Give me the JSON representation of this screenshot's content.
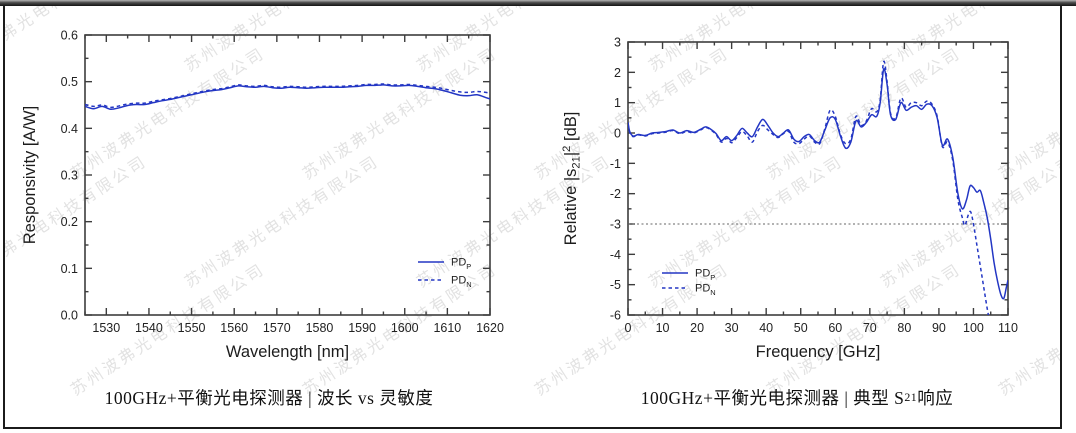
{
  "watermark": {
    "text": "苏州波弗光电科技有限公司"
  },
  "colors": {
    "curve_blue": "#2336c4",
    "axis": "#3d3d3d",
    "tick_label": "#222222",
    "ref_line": "#666666",
    "watermark": "#d9d9d9",
    "caption_text": "#111111"
  },
  "chart_data": [
    {
      "type": "line",
      "title": "",
      "xlabel": "Wavelength  [nm]",
      "ylabel_segments": [
        {
          "t": "Responsivity  [A/W]"
        }
      ],
      "xlim": [
        1525,
        1620
      ],
      "ylim": [
        0.0,
        0.6
      ],
      "x_major": 10,
      "x_minor": 5,
      "y_major": 0.1,
      "y_minor": 0.05,
      "x_decimals": 0,
      "y_decimals": 1,
      "grid": false,
      "legend_position": "right-bottom",
      "legend": [
        {
          "base": "PD",
          "sub": "P",
          "style": "solid"
        },
        {
          "base": "PD",
          "sub": "N",
          "style": "dashed"
        }
      ],
      "series": [
        {
          "name": "PD_P",
          "style": "solid",
          "x": [
            1525,
            1527,
            1529,
            1531,
            1533,
            1535,
            1537,
            1539,
            1541,
            1543,
            1545,
            1547,
            1549,
            1551,
            1553,
            1555,
            1557,
            1559,
            1561,
            1563,
            1565,
            1567,
            1569,
            1571,
            1573,
            1575,
            1577,
            1579,
            1581,
            1583,
            1585,
            1587,
            1589,
            1591,
            1593,
            1595,
            1597,
            1599,
            1601,
            1603,
            1605,
            1607,
            1609,
            1611,
            1613,
            1615,
            1617,
            1619,
            1620
          ],
          "y": [
            0.447,
            0.442,
            0.447,
            0.441,
            0.444,
            0.449,
            0.451,
            0.451,
            0.455,
            0.459,
            0.462,
            0.466,
            0.47,
            0.474,
            0.478,
            0.481,
            0.483,
            0.487,
            0.491,
            0.489,
            0.488,
            0.49,
            0.487,
            0.486,
            0.488,
            0.487,
            0.486,
            0.487,
            0.488,
            0.488,
            0.488,
            0.489,
            0.49,
            0.492,
            0.492,
            0.493,
            0.491,
            0.491,
            0.492,
            0.49,
            0.487,
            0.485,
            0.481,
            0.476,
            0.471,
            0.47,
            0.472,
            0.466,
            0.463
          ]
        },
        {
          "name": "PD_N",
          "style": "dashed",
          "x": [
            1525,
            1527,
            1529,
            1531,
            1533,
            1535,
            1537,
            1539,
            1541,
            1543,
            1545,
            1547,
            1549,
            1551,
            1553,
            1555,
            1557,
            1559,
            1561,
            1563,
            1565,
            1567,
            1569,
            1571,
            1573,
            1575,
            1577,
            1579,
            1581,
            1583,
            1585,
            1587,
            1589,
            1591,
            1593,
            1595,
            1597,
            1599,
            1601,
            1603,
            1605,
            1607,
            1609,
            1611,
            1613,
            1615,
            1617,
            1619,
            1620
          ],
          "y": [
            0.451,
            0.447,
            0.45,
            0.445,
            0.448,
            0.452,
            0.454,
            0.454,
            0.458,
            0.461,
            0.464,
            0.468,
            0.472,
            0.476,
            0.48,
            0.483,
            0.485,
            0.489,
            0.493,
            0.491,
            0.49,
            0.492,
            0.489,
            0.488,
            0.49,
            0.489,
            0.488,
            0.489,
            0.49,
            0.49,
            0.49,
            0.491,
            0.492,
            0.494,
            0.494,
            0.495,
            0.493,
            0.493,
            0.494,
            0.492,
            0.49,
            0.488,
            0.485,
            0.481,
            0.478,
            0.477,
            0.479,
            0.477,
            0.475
          ]
        }
      ],
      "caption_segments": [
        {
          "t": "100GHz+平衡光电探测器 | 波长 vs 灵敏度"
        }
      ]
    },
    {
      "type": "line",
      "title": "",
      "xlabel": "Frequency  [GHz]",
      "ylabel_segments": [
        {
          "t": "Relative |s"
        },
        {
          "t": "21",
          "sub": true
        },
        {
          "t": "|"
        },
        {
          "t": "2",
          "sup": true
        },
        {
          "t": "  [dB]"
        }
      ],
      "xlim": [
        0,
        110
      ],
      "ylim": [
        -6,
        3
      ],
      "x_major": 10,
      "x_minor": 5,
      "y_major": 1,
      "y_minor": 0.5,
      "x_decimals": 0,
      "y_decimals": 0,
      "grid": false,
      "ref_line_y": -3,
      "legend_position": "left-bottom",
      "legend": [
        {
          "base": "PD",
          "sub": "P",
          "style": "solid"
        },
        {
          "base": "PD",
          "sub": "N",
          "style": "dashed"
        }
      ],
      "series": [
        {
          "name": "PD_P",
          "style": "solid",
          "x": [
            0,
            0.5,
            1.5,
            3,
            5,
            7,
            9,
            11,
            13,
            15,
            17,
            19,
            21,
            22.5,
            24,
            25.5,
            27,
            28.5,
            30,
            31.5,
            33,
            34.5,
            36,
            37.5,
            39,
            40.5,
            42,
            43.5,
            45,
            46.5,
            48,
            49.5,
            51,
            52.5,
            54,
            55.5,
            57,
            58.5,
            60,
            61.5,
            63,
            64.5,
            66,
            67.5,
            69,
            70.5,
            72,
            73,
            74,
            75,
            76,
            77.5,
            79,
            80.5,
            82,
            83.5,
            85,
            86.5,
            88,
            89.5,
            91,
            92.5,
            94,
            95.5,
            96.8,
            98,
            99,
            100,
            101,
            102,
            103,
            104,
            105,
            106,
            107,
            108,
            108.8,
            109.5,
            110
          ],
          "y": [
            0.35,
            0.05,
            -0.1,
            -0.05,
            -0.08,
            0,
            0.02,
            0.05,
            0.1,
            0,
            0.08,
            0.02,
            0.12,
            0.2,
            0.12,
            -0.02,
            -0.25,
            -0.12,
            -0.25,
            -0.08,
            0.15,
            0,
            -0.12,
            0.2,
            0.45,
            0.25,
            0,
            -0.12,
            0,
            0.1,
            -0.2,
            -0.28,
            -0.12,
            -0.05,
            -0.25,
            -0.3,
            0.1,
            0.5,
            0.45,
            -0.1,
            -0.5,
            -0.3,
            0.4,
            0.2,
            0.35,
            0.6,
            0.55,
            1.0,
            2.1,
            1.6,
            0.6,
            0.45,
            1.0,
            0.75,
            0.85,
            0.9,
            0.78,
            0.95,
            0.9,
            0.5,
            -0.4,
            -0.2,
            -0.8,
            -2.0,
            -2.5,
            -2.2,
            -1.75,
            -1.8,
            -1.95,
            -1.9,
            -2.3,
            -2.8,
            -3.5,
            -4.3,
            -4.9,
            -5.35,
            -5.45,
            -5.1,
            -4.85
          ]
        },
        {
          "name": "PD_N",
          "style": "dashed",
          "x": [
            0,
            0.5,
            1.5,
            3,
            5,
            7,
            9,
            11,
            13,
            15,
            17,
            19,
            21,
            22.5,
            24,
            25.5,
            27,
            28.5,
            30,
            31.5,
            33,
            34.5,
            36,
            37.5,
            39,
            40.5,
            42,
            43.5,
            45,
            46.5,
            48,
            49.5,
            51,
            52.5,
            54,
            55.5,
            57,
            58.5,
            60,
            61.5,
            63,
            64.5,
            66,
            67.5,
            69,
            70.5,
            72,
            73,
            74,
            75,
            76,
            77.5,
            79,
            80.5,
            82,
            83.5,
            85,
            86.5,
            88,
            89.5,
            91,
            92.5,
            94,
            95.5,
            96.8,
            97.5,
            98.5,
            99.2,
            100,
            101,
            102,
            103,
            104,
            105,
            105.8
          ],
          "y": [
            0.3,
            0.02,
            -0.12,
            -0.06,
            -0.1,
            -0.02,
            0,
            0.03,
            0.08,
            -0.02,
            0.05,
            0,
            0.1,
            0.18,
            0.1,
            -0.05,
            -0.3,
            -0.18,
            -0.32,
            -0.15,
            0.05,
            -0.1,
            -0.3,
            0.05,
            0.25,
            0.1,
            -0.05,
            -0.15,
            -0.02,
            0.05,
            -0.3,
            -0.35,
            -0.2,
            -0.1,
            -0.3,
            -0.35,
            0.15,
            0.75,
            0.55,
            -0.05,
            -0.35,
            -0.2,
            0.55,
            0.25,
            0.4,
            0.8,
            0.7,
            1.1,
            2.35,
            1.7,
            0.65,
            0.5,
            1.15,
            0.85,
            1.0,
            1.0,
            0.9,
            1.05,
            0.95,
            0.55,
            -0.45,
            -0.3,
            -0.9,
            -2.2,
            -2.8,
            -3.05,
            -2.7,
            -2.6,
            -3.0,
            -3.7,
            -4.4,
            -5.1,
            -5.8,
            -6.4,
            -6.9
          ]
        }
      ],
      "caption_segments": [
        {
          "t": "100GHz+平衡光电探测器 | 典型 S"
        },
        {
          "t": "21",
          "sub": true
        },
        {
          "t": " 响应"
        }
      ]
    }
  ]
}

EXERCISE PROMPT: Go through the listing above and locate each line that holds the word "bottom". Copy those lines.

THE RESULT:
      "legend_position": "right-bottom",
      "legend_position": "left-bottom",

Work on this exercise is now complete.